Exercise description
List all lines of the data containing the word "this".

Data shown
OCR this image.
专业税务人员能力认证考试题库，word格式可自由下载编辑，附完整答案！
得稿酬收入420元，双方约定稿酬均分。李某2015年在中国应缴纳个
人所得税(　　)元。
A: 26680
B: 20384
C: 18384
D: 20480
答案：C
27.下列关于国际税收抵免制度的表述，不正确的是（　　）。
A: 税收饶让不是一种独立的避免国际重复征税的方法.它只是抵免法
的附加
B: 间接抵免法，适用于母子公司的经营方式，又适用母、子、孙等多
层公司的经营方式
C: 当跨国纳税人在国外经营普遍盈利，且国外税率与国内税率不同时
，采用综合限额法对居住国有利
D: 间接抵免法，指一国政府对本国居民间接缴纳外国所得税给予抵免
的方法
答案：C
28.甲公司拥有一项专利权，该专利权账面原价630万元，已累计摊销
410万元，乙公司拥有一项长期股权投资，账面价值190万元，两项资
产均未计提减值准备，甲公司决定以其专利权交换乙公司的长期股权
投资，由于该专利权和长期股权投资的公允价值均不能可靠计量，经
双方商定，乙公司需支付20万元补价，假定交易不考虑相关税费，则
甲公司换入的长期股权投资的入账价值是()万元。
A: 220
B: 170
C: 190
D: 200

==

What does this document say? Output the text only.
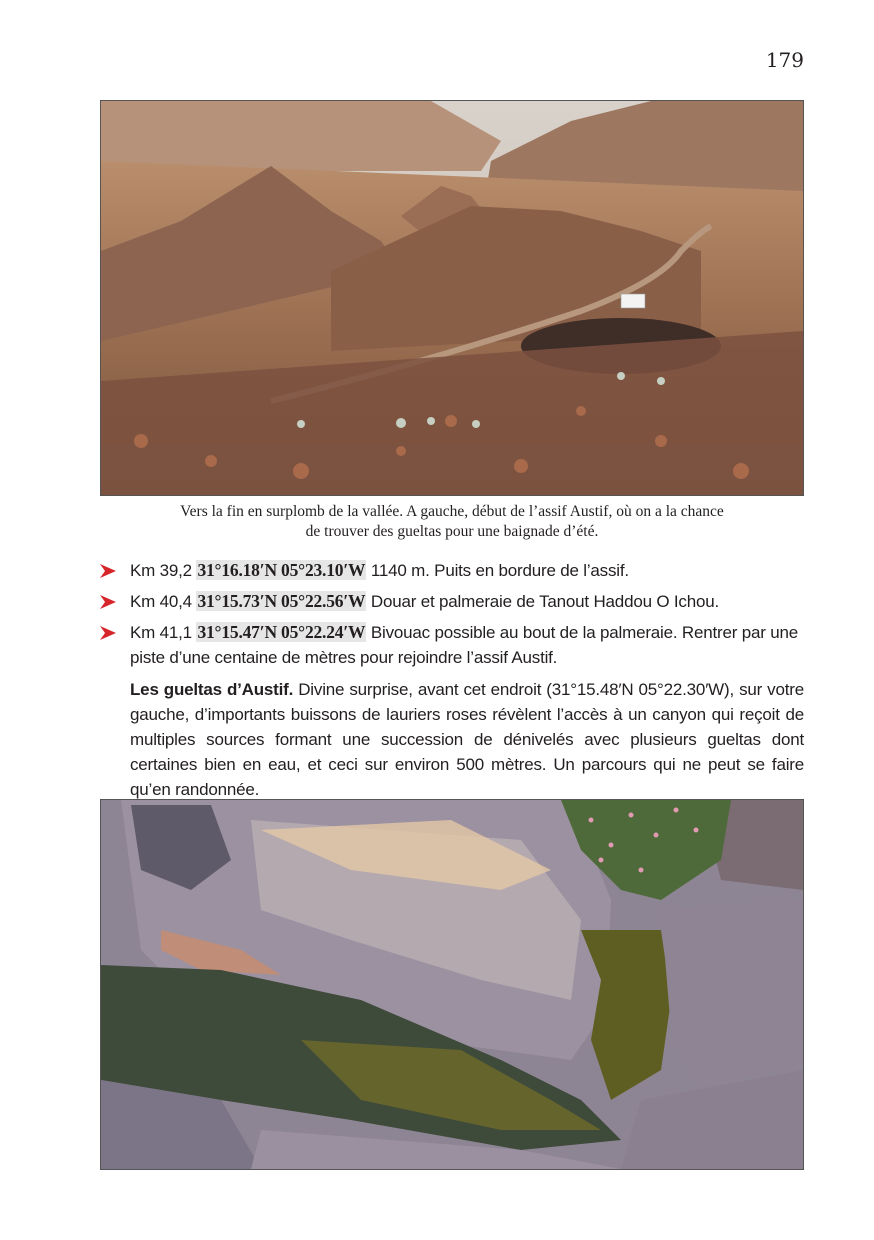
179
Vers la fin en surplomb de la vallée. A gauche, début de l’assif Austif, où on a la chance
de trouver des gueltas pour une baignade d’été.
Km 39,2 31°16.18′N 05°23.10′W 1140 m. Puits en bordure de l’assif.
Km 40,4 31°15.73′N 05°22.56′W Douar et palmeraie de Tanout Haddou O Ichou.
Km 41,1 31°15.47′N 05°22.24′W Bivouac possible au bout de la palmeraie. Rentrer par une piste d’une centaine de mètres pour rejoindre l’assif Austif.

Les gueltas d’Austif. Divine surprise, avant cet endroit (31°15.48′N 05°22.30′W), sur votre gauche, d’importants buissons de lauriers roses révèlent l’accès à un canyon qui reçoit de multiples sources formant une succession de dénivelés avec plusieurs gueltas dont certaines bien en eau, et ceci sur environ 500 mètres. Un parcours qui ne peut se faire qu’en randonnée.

Solution
OCR this image.
What does this document say? Output the text only.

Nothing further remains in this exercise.